Stored data entries:

****************

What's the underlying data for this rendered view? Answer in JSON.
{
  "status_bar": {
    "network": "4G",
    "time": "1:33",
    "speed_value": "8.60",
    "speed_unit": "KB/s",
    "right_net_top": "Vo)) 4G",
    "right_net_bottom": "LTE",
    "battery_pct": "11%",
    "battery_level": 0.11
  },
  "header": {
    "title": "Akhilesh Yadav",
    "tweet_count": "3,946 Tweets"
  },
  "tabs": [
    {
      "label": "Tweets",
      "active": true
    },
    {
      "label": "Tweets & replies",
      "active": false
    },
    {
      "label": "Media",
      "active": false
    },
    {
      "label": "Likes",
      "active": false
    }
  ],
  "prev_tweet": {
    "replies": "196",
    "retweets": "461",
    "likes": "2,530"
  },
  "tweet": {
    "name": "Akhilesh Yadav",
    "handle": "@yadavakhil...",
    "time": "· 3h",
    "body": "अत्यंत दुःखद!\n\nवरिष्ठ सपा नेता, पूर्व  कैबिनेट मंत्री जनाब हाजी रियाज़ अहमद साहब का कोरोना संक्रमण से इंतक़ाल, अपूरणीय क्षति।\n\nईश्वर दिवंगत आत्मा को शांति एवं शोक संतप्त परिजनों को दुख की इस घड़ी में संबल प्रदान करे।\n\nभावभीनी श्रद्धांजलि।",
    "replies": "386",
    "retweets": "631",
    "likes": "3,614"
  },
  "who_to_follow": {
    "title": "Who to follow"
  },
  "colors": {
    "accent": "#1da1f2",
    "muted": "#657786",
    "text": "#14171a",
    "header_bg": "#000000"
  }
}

****************

Write the material out exactly, with nothing left out.

Result of the exercise:
What's the underlying data for this rendered view? Answer in JSON.
{
  "status_bar": {
    "network": "4G",
    "time": "1:33",
    "speed_value": "8.60",
    "speed_unit": "KB/s",
    "right_net_top": "Vo)) 4G",
    "right_net_bottom": "LTE",
    "battery_pct": "11%",
    "battery_level": 0.11
  },
  "header": {
    "title": "Akhilesh Yadav",
    "tweet_count": "3,946 Tweets"
  },
  "tabs": [
    {
      "label": "Tweets",
      "active": true
    },
    {
      "label": "Tweets & replies",
      "active": false
    },
    {
      "label": "Media",
      "active": false
    },
    {
      "label": "Likes",
      "active": false
    }
  ],
  "prev_tweet": {
    "replies": "196",
    "retweets": "461",
    "likes": "2,530"
  },
  "tweet": {
    "name": "Akhilesh Yadav",
    "handle": "@yadavakhil...",
    "time": "· 3h",
    "body": "अत्यंत दुःखद!\n\nवरिष्ठ सपा नेता, पूर्व  कैबिनेट मंत्री जनाब हाजी रियाज़ अहमद साहब का कोरोना संक्रमण से इंतक़ाल, अपूरणीय क्षति।\n\nईश्वर दिवंगत आत्मा को शांति एवं शोक संतप्त परिजनों को दुख की इस घड़ी में संबल प्रदान करे।\n\nभावभीनी श्रद्धांजलि।",
    "replies": "386",
    "retweets": "631",
    "likes": "3,614"
  },
  "who_to_follow": {
    "title": "Who to follow"
  },
  "colors": {
    "accent": "#1da1f2",
    "muted": "#657786",
    "text": "#14171a",
    "header_bg": "#000000"
  }
}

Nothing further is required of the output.